[Figure contents as structured data]

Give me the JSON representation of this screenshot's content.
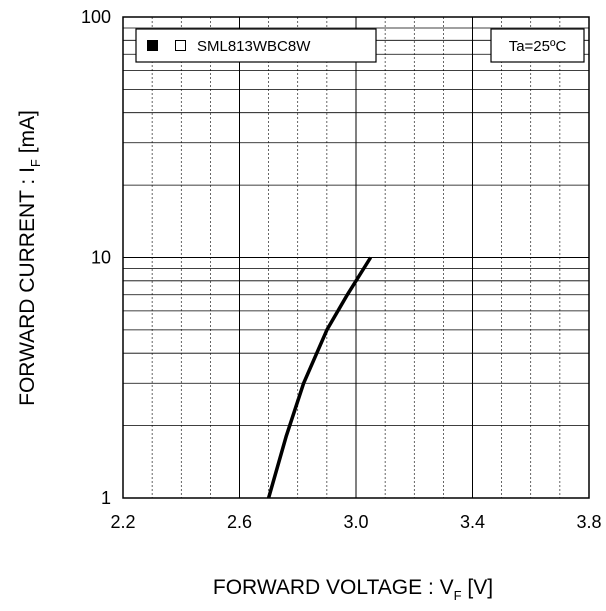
{
  "chart_data": {
    "type": "line",
    "title": "",
    "xlabel": {
      "main": "FORWARD VOLTAGE : V",
      "sub": "F",
      "unit": " [V]"
    },
    "ylabel": {
      "main": "FORWARD CURRENT : I",
      "sub": "F",
      "unit": " [mA]"
    },
    "xlim": [
      2.2,
      3.8
    ],
    "ylim": [
      1,
      100
    ],
    "y_scale": "log",
    "grid": true,
    "x_ticks": [
      "2.2",
      "2.6",
      "3.0",
      "3.4",
      "3.8"
    ],
    "y_ticks": [
      "1",
      "10",
      "100"
    ],
    "legend": {
      "position": "top-left",
      "markers": [
        "filled-square",
        "open-square"
      ],
      "label": "SML813WBC8W"
    },
    "annotation": "Ta=25ºC",
    "series": [
      {
        "name": "SML813WBC8W",
        "color": "#000000",
        "x": [
          2.7,
          2.76,
          2.82,
          2.9,
          2.97,
          3.05
        ],
        "y": [
          1,
          1.8,
          3,
          5,
          7,
          10
        ]
      }
    ]
  }
}
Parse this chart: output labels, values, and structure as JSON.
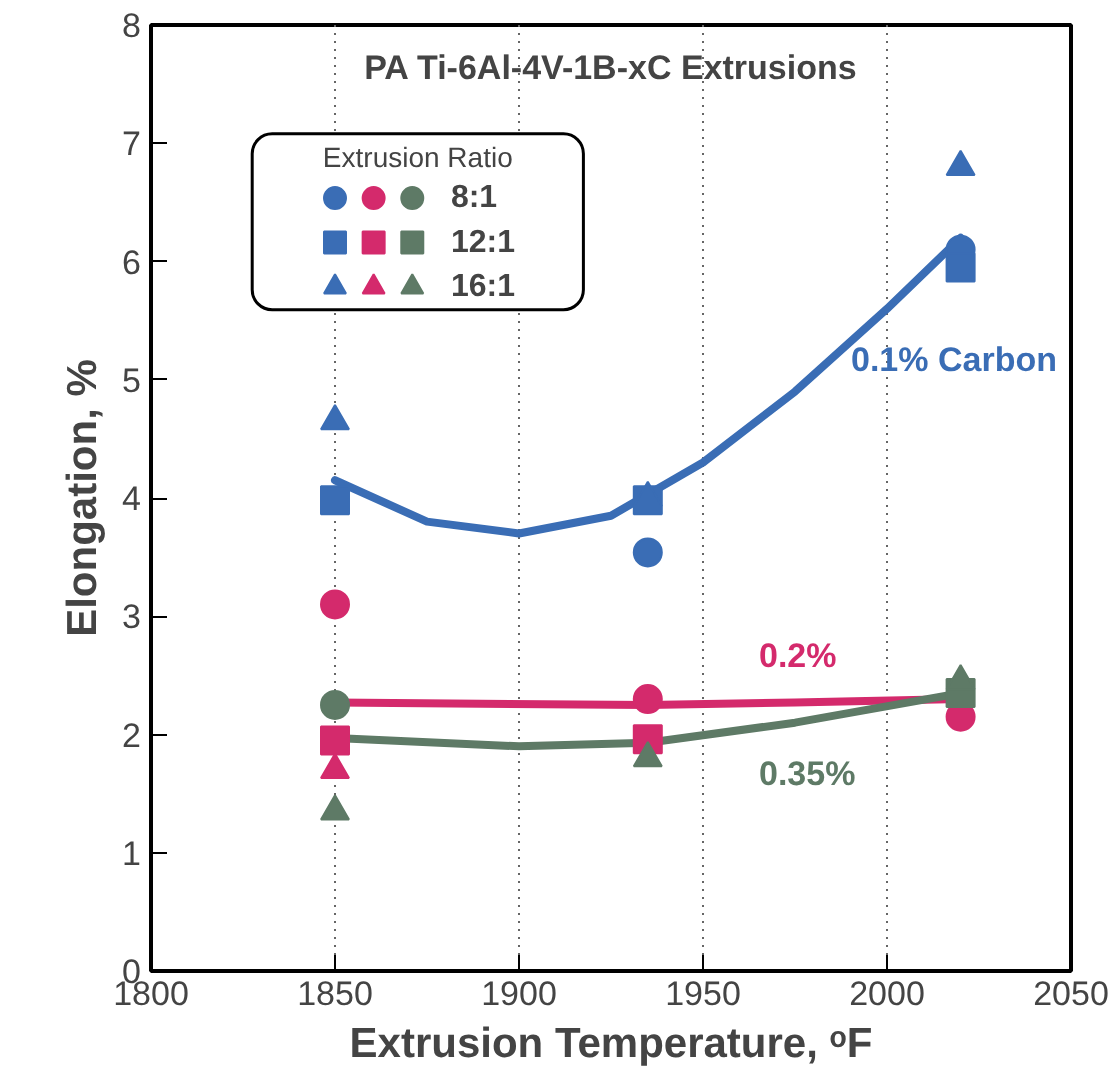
{
  "chart_data": {
    "type": "scatter",
    "title": "PA Ti-6Al-4V-1B-xC Extrusions",
    "xlabel": "Extrusion Temperature, ᵒF",
    "ylabel": "Elongation, %",
    "legend_title": "Extrusion Ratio",
    "legend": "top left",
    "grid": "x",
    "xlim": [
      1800,
      2050
    ],
    "ylim": [
      0,
      8
    ],
    "xticks": [
      1800,
      1850,
      1900,
      1950,
      2000,
      2050
    ],
    "yticks": [
      0,
      1,
      2,
      3,
      4,
      5,
      6,
      7,
      8
    ],
    "series": [
      {
        "type": "line",
        "name": "0.1% Carbon",
        "color": "#3a6db5",
        "x": [
          1850,
          1875,
          1900,
          1925,
          1950,
          1975,
          2000,
          2020
        ],
        "values": [
          4.15,
          3.8,
          3.7,
          3.85,
          4.3,
          4.9,
          5.6,
          6.2
        ]
      },
      {
        "type": "line",
        "name": "0.2%",
        "color": "#d42a6c",
        "x": [
          1850,
          1935,
          1975,
          2020
        ],
        "values": [
          2.27,
          2.25,
          2.27,
          2.3
        ]
      },
      {
        "type": "line",
        "name": "0.35%",
        "color": "#5e7a66",
        "x": [
          1850,
          1900,
          1935,
          1975,
          2020
        ],
        "values": [
          1.97,
          1.9,
          1.93,
          2.1,
          2.35
        ]
      },
      {
        "marker": "circle",
        "color": "#3a6db5",
        "x": [
          1935,
          2020
        ],
        "values": [
          3.54,
          6.1
        ]
      },
      {
        "marker": "circle",
        "color": "#d42a6c",
        "x": [
          1850,
          1935,
          2020
        ],
        "values": [
          3.1,
          2.3,
          2.15
        ]
      },
      {
        "name": "8:1",
        "marker": "circle",
        "color": "#5e7a66",
        "x": [
          1850
        ],
        "values": [
          2.25
        ]
      },
      {
        "marker": "square",
        "color": "#3a6db5",
        "x": [
          1850,
          1935,
          2020
        ],
        "values": [
          3.98,
          3.98,
          5.95
        ]
      },
      {
        "marker": "square",
        "color": "#d42a6c",
        "x": [
          1850,
          1935
        ],
        "values": [
          1.95,
          1.96
        ]
      },
      {
        "name": "12:1",
        "marker": "square",
        "color": "#5e7a66",
        "x": [
          2020
        ],
        "values": [
          2.35
        ]
      },
      {
        "marker": "triangle",
        "color": "#3a6db5",
        "x": [
          1850,
          1935,
          2020
        ],
        "values": [
          4.65,
          4.0,
          6.8
        ]
      },
      {
        "marker": "triangle",
        "color": "#d42a6c",
        "x": [
          1850
        ],
        "values": [
          1.7
        ]
      },
      {
        "name": "16:1",
        "marker": "triangle",
        "color": "#5e7a66",
        "x": [
          1850,
          1935,
          2020
        ],
        "values": [
          1.35,
          1.8,
          2.45
        ]
      }
    ]
  }
}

WHAT NEEDS TO BE DONE — Write out all the entries again, word for word, and print no images.

SOLUTION —
Give me the JSON representation of this screenshot's content.
{
  "chart_data": {
    "type": "line",
    "title": "",
    "xlabel": {
      "main": "FORWARD VOLTAGE : V",
      "sub": "F",
      "unit": " [V]"
    },
    "ylabel": {
      "main": "FORWARD CURRENT : I",
      "sub": "F",
      "unit": " [mA]"
    },
    "xlim": [
      2.2,
      3.8
    ],
    "ylim": [
      1,
      100
    ],
    "y_scale": "log",
    "grid": true,
    "x_ticks": [
      "2.2",
      "2.6",
      "3.0",
      "3.4",
      "3.8"
    ],
    "y_ticks": [
      "1",
      "10",
      "100"
    ],
    "legend": {
      "position": "top-left",
      "markers": [
        "filled-square",
        "open-square"
      ],
      "label": "SML813WBC8W"
    },
    "annotation": "Ta=25ºC",
    "series": [
      {
        "name": "SML813WBC8W",
        "color": "#000000",
        "x": [
          2.7,
          2.76,
          2.82,
          2.9,
          2.97,
          3.05
        ],
        "y": [
          1,
          1.8,
          3,
          5,
          7,
          10
        ]
      }
    ]
  }
}
Parse this chart: output labels, values, and structure as JSON.
{
  "chart_data": {
    "type": "scatter",
    "title": "PA Ti-6Al-4V-1B-xC Extrusions",
    "xlabel": "Extrusion Temperature, ᵒF",
    "ylabel": "Elongation, %",
    "legend_title": "Extrusion Ratio",
    "legend": "top left",
    "grid": "x",
    "xlim": [
      1800,
      2050
    ],
    "ylim": [
      0,
      8
    ],
    "xticks": [
      1800,
      1850,
      1900,
      1950,
      2000,
      2050
    ],
    "yticks": [
      0,
      1,
      2,
      3,
      4,
      5,
      6,
      7,
      8
    ],
    "series": [
      {
        "type": "line",
        "name": "0.1% Carbon",
        "color": "#3a6db5",
        "x": [
          1850,
          1875,
          1900,
          1925,
          1950,
          1975,
          2000,
          2020
        ],
        "values": [
          4.15,
          3.8,
          3.7,
          3.85,
          4.3,
          4.9,
          5.6,
          6.2
        ]
      },
      {
        "type": "line",
        "name": "0.2%",
        "color": "#d42a6c",
        "x": [
          1850,
          1935,
          1975,
          2020
        ],
        "values": [
          2.27,
          2.25,
          2.27,
          2.3
        ]
      },
      {
        "type": "line",
        "name": "0.35%",
        "color": "#5e7a66",
        "x": [
          1850,
          1900,
          1935,
          1975,
          2020
        ],
        "values": [
          1.97,
          1.9,
          1.93,
          2.1,
          2.35
        ]
      },
      {
        "marker": "circle",
        "color": "#3a6db5",
        "x": [
          1935,
          2020
        ],
        "values": [
          3.54,
          6.1
        ]
      },
      {
        "marker": "circle",
        "color": "#d42a6c",
        "x": [
          1850,
          1935,
          2020
        ],
        "values": [
          3.1,
          2.3,
          2.15
        ]
      },
      {
        "name": "8:1",
        "marker": "circle",
        "color": "#5e7a66",
        "x": [
          1850
        ],
        "values": [
          2.25
        ]
      },
      {
        "marker": "square",
        "color": "#3a6db5",
        "x": [
          1850,
          1935,
          2020
        ],
        "values": [
          3.98,
          3.98,
          5.95
        ]
      },
      {
        "marker": "square",
        "color": "#d42a6c",
        "x": [
          1850,
          1935
        ],
        "values": [
          1.95,
          1.96
        ]
      },
      {
        "name": "12:1",
        "marker": "square",
        "color": "#5e7a66",
        "x": [
          2020
        ],
        "values": [
          2.35
        ]
      },
      {
        "marker": "triangle",
        "color": "#3a6db5",
        "x": [
          1850,
          1935,
          2020
        ],
        "values": [
          4.65,
          4.0,
          6.8
        ]
      },
      {
        "marker": "triangle",
        "color": "#d42a6c",
        "x": [
          1850
        ],
        "values": [
          1.7
        ]
      },
      {
        "name": "16:1",
        "marker": "triangle",
        "color": "#5e7a66",
        "x": [
          1850,
          1935,
          2020
        ],
        "values": [
          1.35,
          1.8,
          2.45
        ]
      }
    ]
  }
}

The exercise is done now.